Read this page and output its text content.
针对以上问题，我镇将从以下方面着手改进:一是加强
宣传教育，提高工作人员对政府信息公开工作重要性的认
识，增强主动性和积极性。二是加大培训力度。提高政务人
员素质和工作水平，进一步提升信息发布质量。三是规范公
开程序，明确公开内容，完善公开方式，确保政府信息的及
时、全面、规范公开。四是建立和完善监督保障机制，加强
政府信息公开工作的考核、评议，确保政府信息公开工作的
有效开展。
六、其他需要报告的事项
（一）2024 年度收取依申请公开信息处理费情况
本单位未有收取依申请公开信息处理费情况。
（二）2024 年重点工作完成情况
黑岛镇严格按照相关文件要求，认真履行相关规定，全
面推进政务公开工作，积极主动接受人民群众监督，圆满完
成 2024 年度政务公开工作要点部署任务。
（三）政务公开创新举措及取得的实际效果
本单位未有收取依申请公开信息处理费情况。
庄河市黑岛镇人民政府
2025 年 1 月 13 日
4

■ ■ ■ ■

## SET PROBLEM
Please reproduce each line exactly as written.

## TASK RESULT
Read this page and output its text content.
针对以上问题，我镇将从以下方面着手改进:一是加强
宣传教育，提高工作人员对政府信息公开工作重要性的认
识，增强主动性和积极性。二是加大培训力度。提高政务人
员素质和工作水平，进一步提升信息发布质量。三是规范公
开程序，明确公开内容，完善公开方式，确保政府信息的及
时、全面、规范公开。四是建立和完善监督保障机制，加强
政府信息公开工作的考核、评议，确保政府信息公开工作的
有效开展。
六、其他需要报告的事项
（一）2024 年度收取依申请公开信息处理费情况
本单位未有收取依申请公开信息处理费情况。
（二）2024 年重点工作完成情况
黑岛镇严格按照相关文件要求，认真履行相关规定，全
面推进政务公开工作，积极主动接受人民群众监督，圆满完
成 2024 年度政务公开工作要点部署任务。
（三）政务公开创新举措及取得的实际效果
本单位未有收取依申请公开信息处理费情况。
庄河市黑岛镇人民政府
2025 年 1 月 13 日
4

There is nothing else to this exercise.